§ **EXTRACTED MATERIAL**:
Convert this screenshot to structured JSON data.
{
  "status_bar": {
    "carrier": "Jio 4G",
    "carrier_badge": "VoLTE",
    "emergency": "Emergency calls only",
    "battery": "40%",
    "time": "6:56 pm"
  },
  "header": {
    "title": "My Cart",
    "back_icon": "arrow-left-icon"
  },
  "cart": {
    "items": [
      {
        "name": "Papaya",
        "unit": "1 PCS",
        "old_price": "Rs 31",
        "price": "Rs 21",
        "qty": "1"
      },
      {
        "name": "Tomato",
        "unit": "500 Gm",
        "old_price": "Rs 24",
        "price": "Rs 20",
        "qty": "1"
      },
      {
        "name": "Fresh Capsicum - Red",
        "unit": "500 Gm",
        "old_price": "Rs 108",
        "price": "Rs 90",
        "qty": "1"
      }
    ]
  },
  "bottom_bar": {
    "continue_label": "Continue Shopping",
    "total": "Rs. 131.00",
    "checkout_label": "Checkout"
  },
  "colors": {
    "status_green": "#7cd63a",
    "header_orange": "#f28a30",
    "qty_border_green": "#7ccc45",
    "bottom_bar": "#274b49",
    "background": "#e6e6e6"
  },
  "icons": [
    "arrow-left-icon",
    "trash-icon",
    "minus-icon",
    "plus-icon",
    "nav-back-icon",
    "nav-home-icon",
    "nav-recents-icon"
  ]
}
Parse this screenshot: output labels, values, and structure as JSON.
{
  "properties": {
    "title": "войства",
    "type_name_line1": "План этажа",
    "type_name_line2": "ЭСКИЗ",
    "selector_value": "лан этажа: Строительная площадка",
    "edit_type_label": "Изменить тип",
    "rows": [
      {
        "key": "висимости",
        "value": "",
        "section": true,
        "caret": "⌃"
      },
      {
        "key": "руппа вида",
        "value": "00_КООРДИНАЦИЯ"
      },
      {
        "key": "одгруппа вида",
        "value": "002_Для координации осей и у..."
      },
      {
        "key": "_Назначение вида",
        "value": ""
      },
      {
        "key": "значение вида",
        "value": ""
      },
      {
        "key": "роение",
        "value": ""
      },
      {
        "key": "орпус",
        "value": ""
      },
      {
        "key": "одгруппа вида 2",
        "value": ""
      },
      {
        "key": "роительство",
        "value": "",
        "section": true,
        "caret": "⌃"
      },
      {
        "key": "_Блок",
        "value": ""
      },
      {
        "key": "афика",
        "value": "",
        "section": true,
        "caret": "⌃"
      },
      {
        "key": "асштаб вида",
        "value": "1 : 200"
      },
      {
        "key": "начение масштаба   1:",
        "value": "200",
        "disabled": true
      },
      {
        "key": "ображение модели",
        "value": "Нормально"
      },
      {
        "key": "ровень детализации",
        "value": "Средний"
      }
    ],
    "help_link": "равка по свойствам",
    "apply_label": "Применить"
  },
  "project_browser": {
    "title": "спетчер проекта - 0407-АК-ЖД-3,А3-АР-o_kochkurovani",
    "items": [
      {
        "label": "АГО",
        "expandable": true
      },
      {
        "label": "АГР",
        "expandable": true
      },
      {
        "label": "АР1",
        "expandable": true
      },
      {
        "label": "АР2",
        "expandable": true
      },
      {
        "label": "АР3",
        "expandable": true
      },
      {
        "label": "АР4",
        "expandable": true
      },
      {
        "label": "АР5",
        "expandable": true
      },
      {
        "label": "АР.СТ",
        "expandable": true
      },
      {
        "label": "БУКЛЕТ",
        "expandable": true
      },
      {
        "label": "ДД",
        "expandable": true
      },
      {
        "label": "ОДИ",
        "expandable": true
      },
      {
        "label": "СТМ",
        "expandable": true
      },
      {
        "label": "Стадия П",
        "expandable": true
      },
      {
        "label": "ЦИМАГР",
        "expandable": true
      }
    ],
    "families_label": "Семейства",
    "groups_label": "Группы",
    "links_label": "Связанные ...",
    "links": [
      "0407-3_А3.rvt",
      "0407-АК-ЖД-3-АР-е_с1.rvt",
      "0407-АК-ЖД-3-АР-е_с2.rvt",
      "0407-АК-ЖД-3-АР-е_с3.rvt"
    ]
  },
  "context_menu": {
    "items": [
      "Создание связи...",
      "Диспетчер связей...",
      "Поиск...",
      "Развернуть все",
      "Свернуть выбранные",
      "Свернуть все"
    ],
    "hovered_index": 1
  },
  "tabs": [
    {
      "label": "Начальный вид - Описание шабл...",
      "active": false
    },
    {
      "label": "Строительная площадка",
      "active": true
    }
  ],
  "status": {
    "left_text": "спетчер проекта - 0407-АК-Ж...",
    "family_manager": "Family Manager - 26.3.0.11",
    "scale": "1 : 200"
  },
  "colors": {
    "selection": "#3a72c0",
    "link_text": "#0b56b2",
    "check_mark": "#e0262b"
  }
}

§ **SET EXERCISE**: Please restate the whole listing word for word.

§ **EXERCISE SOLUTION**:
Convert this screenshot to structured JSON data.
{
  "status_bar": {
    "carrier": "Jio 4G",
    "carrier_badge": "VoLTE",
    "emergency": "Emergency calls only",
    "battery": "40%",
    "time": "6:56 pm"
  },
  "header": {
    "title": "My Cart",
    "back_icon": "arrow-left-icon"
  },
  "cart": {
    "items": [
      {
        "name": "Papaya",
        "unit": "1 PCS",
        "old_price": "Rs 31",
        "price": "Rs 21",
        "qty": "1"
      },
      {
        "name": "Tomato",
        "unit": "500 Gm",
        "old_price": "Rs 24",
        "price": "Rs 20",
        "qty": "1"
      },
      {
        "name": "Fresh Capsicum - Red",
        "unit": "500 Gm",
        "old_price": "Rs 108",
        "price": "Rs 90",
        "qty": "1"
      }
    ]
  },
  "bottom_bar": {
    "continue_label": "Continue Shopping",
    "total": "Rs. 131.00",
    "checkout_label": "Checkout"
  },
  "colors": {
    "status_green": "#7cd63a",
    "header_orange": "#f28a30",
    "qty_border_green": "#7ccc45",
    "bottom_bar": "#274b49",
    "background": "#e6e6e6"
  },
  "icons": [
    "arrow-left-icon",
    "trash-icon",
    "minus-icon",
    "plus-icon",
    "nav-back-icon",
    "nav-home-icon",
    "nav-recents-icon"
  ]
}
Parse this screenshot: output labels, values, and structure as JSON.
{
  "properties": {
    "title": "войства",
    "type_name_line1": "План этажа",
    "type_name_line2": "ЭСКИЗ",
    "selector_value": "лан этажа: Строительная площадка",
    "edit_type_label": "Изменить тип",
    "rows": [
      {
        "key": "висимости",
        "value": "",
        "section": true,
        "caret": "⌃"
      },
      {
        "key": "руппа вида",
        "value": "00_КООРДИНАЦИЯ"
      },
      {
        "key": "одгруппа вида",
        "value": "002_Для координации осей и у..."
      },
      {
        "key": "_Назначение вида",
        "value": ""
      },
      {
        "key": "значение вида",
        "value": ""
      },
      {
        "key": "роение",
        "value": ""
      },
      {
        "key": "орпус",
        "value": ""
      },
      {
        "key": "одгруппа вида 2",
        "value": ""
      },
      {
        "key": "роительство",
        "value": "",
        "section": true,
        "caret": "⌃"
      },
      {
        "key": "_Блок",
        "value": ""
      },
      {
        "key": "афика",
        "value": "",
        "section": true,
        "caret": "⌃"
      },
      {
        "key": "асштаб вида",
        "value": "1 : 200"
      },
      {
        "key": "начение масштаба   1:",
        "value": "200",
        "disabled": true
      },
      {
        "key": "ображение модели",
        "value": "Нормально"
      },
      {
        "key": "ровень детализации",
        "value": "Средний"
      }
    ],
    "help_link": "равка по свойствам",
    "apply_label": "Применить"
  },
  "project_browser": {
    "title": "спетчер проекта - 0407-АК-ЖД-3,А3-АР-o_kochkurovani",
    "items": [
      {
        "label": "АГО",
        "expandable": true
      },
      {
        "label": "АГР",
        "expandable": true
      },
      {
        "label": "АР1",
        "expandable": true
      },
      {
        "label": "АР2",
        "expandable": true
      },
      {
        "label": "АР3",
        "expandable": true
      },
      {
        "label": "АР4",
        "expandable": true
      },
      {
        "label": "АР5",
        "expandable": true
      },
      {
        "label": "АР.СТ",
        "expandable": true
      },
      {
        "label": "БУКЛЕТ",
        "expandable": true
      },
      {
        "label": "ДД",
        "expandable": true
      },
      {
        "label": "ОДИ",
        "expandable": true
      },
      {
        "label": "СТМ",
        "expandable": true
      },
      {
        "label": "Стадия П",
        "expandable": true
      },
      {
        "label": "ЦИМАГР",
        "expandable": true
      }
    ],
    "families_label": "Семейства",
    "groups_label": "Группы",
    "links_label": "Связанные ...",
    "links": [
      "0407-3_А3.rvt",
      "0407-АК-ЖД-3-АР-е_с1.rvt",
      "0407-АК-ЖД-3-АР-е_с2.rvt",
      "0407-АК-ЖД-3-АР-е_с3.rvt"
    ]
  },
  "context_menu": {
    "items": [
      "Создание связи...",
      "Диспетчер связей...",
      "Поиск...",
      "Развернуть все",
      "Свернуть выбранные",
      "Свернуть все"
    ],
    "hovered_index": 1
  },
  "tabs": [
    {
      "label": "Начальный вид - Описание шабл...",
      "active": false
    },
    {
      "label": "Строительная площадка",
      "active": true
    }
  ],
  "status": {
    "left_text": "спетчер проекта - 0407-АК-Ж...",
    "family_manager": "Family Manager - 26.3.0.11",
    "scale": "1 : 200"
  },
  "colors": {
    "selection": "#3a72c0",
    "link_text": "#0b56b2",
    "check_mark": "#e0262b"
  }
}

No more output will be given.